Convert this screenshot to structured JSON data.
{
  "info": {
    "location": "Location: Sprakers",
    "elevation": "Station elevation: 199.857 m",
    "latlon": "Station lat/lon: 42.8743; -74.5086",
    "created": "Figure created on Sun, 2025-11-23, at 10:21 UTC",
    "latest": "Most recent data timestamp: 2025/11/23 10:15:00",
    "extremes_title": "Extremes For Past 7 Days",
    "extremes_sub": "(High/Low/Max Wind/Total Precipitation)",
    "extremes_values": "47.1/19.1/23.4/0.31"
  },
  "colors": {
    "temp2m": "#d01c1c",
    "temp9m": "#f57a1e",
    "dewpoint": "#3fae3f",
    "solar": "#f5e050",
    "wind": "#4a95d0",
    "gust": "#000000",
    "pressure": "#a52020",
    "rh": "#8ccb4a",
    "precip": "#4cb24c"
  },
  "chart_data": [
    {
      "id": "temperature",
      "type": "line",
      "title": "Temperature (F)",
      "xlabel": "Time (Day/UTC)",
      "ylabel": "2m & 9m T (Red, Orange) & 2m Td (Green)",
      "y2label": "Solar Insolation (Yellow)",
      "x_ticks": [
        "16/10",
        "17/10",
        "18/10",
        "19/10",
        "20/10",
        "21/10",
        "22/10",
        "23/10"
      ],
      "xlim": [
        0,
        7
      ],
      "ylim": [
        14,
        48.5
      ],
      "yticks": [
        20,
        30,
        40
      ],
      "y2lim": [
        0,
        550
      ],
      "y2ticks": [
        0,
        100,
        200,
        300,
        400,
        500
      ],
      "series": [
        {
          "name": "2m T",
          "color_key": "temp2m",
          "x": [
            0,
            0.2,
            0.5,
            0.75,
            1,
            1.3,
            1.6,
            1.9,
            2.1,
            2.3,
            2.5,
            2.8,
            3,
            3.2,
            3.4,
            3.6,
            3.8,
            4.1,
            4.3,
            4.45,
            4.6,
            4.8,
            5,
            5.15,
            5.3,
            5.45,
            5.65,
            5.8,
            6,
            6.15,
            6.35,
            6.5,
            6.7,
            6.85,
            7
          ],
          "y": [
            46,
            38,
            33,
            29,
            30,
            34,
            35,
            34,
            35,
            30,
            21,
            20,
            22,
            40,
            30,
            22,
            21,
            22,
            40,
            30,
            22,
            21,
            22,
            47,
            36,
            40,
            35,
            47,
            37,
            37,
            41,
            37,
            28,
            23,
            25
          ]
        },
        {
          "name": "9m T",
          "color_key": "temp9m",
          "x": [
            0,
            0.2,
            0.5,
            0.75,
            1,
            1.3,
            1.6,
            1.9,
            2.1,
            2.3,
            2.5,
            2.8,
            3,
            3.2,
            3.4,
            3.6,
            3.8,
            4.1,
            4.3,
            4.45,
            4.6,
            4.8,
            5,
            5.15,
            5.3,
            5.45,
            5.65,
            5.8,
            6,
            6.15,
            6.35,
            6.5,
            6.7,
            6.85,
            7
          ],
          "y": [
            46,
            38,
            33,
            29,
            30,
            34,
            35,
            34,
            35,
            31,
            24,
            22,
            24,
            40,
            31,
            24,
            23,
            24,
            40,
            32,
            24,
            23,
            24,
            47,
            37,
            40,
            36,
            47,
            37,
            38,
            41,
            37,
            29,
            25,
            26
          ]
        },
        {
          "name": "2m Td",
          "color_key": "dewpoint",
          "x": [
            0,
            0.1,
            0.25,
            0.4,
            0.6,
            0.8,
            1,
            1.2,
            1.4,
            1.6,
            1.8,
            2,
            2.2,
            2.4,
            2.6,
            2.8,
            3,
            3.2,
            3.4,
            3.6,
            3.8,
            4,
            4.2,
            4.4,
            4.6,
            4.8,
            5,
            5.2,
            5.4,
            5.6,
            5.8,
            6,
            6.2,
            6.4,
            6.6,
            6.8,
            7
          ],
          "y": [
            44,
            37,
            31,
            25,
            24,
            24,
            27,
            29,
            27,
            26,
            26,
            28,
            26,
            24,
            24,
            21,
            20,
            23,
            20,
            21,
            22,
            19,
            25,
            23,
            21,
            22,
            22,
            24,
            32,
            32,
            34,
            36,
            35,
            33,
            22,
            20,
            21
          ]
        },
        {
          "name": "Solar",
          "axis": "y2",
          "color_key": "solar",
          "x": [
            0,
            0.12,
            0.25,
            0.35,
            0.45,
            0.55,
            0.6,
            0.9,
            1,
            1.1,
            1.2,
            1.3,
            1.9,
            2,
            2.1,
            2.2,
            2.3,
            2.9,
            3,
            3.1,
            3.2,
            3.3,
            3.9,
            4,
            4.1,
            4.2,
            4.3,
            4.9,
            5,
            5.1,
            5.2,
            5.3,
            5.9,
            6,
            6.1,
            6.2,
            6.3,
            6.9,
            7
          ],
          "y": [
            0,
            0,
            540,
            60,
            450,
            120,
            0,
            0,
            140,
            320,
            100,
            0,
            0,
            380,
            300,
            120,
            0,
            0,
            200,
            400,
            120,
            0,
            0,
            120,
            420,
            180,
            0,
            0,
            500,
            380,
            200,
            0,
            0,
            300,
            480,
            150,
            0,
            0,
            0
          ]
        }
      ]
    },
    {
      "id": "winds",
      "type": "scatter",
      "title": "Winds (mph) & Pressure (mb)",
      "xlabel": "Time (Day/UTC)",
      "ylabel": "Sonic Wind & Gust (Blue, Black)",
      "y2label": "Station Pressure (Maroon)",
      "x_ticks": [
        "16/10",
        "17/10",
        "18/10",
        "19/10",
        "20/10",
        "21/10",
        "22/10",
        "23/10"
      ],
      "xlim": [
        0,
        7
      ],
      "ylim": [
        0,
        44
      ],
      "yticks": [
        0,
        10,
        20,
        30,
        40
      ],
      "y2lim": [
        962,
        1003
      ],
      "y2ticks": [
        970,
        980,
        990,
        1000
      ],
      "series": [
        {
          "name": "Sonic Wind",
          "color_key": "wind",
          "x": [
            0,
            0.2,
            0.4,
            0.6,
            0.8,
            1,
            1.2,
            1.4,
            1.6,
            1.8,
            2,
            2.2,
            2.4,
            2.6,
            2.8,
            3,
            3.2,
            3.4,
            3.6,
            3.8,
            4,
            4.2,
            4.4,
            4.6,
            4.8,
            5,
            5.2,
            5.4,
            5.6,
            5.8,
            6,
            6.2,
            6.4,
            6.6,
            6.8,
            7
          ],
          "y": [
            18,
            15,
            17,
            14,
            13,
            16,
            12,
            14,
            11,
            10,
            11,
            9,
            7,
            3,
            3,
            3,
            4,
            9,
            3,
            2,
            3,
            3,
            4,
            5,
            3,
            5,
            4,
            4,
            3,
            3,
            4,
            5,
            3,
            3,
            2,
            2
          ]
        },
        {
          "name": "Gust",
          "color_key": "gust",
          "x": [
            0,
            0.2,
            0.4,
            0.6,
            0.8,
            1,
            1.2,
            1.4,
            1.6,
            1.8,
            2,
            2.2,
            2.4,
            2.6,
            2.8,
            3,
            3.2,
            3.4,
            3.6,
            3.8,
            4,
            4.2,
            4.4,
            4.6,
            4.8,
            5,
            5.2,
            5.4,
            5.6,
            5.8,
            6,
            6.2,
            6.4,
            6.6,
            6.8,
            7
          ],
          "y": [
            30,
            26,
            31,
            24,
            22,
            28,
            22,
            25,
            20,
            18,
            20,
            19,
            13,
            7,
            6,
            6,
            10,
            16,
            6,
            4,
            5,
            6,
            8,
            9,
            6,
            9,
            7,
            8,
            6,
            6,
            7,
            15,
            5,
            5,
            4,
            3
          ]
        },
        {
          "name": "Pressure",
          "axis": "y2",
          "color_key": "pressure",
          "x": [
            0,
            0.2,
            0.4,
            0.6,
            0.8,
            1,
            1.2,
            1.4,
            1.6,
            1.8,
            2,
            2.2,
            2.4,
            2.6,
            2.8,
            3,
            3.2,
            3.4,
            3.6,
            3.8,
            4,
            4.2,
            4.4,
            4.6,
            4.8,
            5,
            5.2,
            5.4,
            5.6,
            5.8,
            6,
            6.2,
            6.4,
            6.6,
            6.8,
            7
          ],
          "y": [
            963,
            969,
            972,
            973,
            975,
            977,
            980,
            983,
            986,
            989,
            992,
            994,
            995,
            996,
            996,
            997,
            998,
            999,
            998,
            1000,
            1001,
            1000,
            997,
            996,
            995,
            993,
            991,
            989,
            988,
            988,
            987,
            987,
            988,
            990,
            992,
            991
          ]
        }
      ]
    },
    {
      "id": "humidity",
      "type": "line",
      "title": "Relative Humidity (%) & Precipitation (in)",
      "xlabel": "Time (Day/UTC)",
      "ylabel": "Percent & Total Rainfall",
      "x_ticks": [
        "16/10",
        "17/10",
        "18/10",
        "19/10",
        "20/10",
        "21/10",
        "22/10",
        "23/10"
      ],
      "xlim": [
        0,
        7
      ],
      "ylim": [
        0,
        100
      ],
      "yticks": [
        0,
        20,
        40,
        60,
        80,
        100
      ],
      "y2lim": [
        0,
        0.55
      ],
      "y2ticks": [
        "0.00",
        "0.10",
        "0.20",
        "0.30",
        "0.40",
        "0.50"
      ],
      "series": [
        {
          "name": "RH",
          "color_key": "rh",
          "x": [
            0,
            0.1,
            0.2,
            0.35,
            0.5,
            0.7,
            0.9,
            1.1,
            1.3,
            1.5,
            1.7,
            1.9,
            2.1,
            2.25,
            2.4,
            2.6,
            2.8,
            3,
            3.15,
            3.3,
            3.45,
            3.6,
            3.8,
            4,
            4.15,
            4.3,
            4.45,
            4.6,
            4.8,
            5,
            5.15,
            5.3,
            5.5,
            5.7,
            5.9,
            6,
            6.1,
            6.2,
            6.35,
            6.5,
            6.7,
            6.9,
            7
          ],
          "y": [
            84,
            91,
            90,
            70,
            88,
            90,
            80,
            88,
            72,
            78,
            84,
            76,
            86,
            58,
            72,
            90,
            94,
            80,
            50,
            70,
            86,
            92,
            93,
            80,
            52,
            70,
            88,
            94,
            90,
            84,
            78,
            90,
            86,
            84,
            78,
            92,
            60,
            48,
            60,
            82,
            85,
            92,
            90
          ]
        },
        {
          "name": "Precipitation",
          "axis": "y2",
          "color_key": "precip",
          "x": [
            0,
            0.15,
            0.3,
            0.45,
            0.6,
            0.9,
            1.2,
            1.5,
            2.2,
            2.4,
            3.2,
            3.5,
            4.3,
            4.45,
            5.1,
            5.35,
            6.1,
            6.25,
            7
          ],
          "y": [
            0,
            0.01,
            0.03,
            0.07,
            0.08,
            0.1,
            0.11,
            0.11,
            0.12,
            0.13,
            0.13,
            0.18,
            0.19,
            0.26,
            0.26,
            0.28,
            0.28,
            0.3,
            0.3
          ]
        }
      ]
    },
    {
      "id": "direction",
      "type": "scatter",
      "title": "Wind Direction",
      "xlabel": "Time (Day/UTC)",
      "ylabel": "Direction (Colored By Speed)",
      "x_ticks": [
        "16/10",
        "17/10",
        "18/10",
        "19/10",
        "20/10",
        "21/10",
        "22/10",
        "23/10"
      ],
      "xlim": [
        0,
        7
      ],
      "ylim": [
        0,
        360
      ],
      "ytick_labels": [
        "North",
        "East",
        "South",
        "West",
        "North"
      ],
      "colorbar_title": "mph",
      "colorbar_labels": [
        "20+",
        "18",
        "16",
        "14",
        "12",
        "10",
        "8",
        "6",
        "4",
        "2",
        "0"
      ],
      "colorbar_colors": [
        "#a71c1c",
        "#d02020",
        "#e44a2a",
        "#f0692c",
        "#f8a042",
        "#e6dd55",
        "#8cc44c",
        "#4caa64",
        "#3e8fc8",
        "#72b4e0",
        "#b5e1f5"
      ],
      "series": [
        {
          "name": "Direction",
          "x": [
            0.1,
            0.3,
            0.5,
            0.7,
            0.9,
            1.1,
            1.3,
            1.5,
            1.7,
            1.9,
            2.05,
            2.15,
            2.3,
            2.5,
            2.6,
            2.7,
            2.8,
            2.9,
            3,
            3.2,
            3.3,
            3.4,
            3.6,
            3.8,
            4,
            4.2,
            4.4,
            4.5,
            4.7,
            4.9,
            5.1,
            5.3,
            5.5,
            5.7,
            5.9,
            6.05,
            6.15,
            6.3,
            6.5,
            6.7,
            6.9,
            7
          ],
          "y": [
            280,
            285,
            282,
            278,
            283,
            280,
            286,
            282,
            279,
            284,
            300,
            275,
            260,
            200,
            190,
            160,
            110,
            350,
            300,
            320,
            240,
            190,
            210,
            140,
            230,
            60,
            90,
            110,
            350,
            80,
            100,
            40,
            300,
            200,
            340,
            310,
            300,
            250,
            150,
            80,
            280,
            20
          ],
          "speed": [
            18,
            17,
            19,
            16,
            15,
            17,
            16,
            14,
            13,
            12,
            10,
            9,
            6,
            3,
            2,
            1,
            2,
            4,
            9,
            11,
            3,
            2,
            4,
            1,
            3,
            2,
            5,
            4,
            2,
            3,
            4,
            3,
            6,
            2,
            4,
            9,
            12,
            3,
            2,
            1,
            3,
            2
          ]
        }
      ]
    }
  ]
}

====================

PROBLEM STATEMENT: Check each line above for the word "Station", and copy the lines where it appears.

FINAL RESULT:
    "elevation": "Station elevation: 199.857 m",
    "latlon": "Station lat/lon: 42.8743; -74.5086",
      "y2label": "Station Pressure (Maroon)",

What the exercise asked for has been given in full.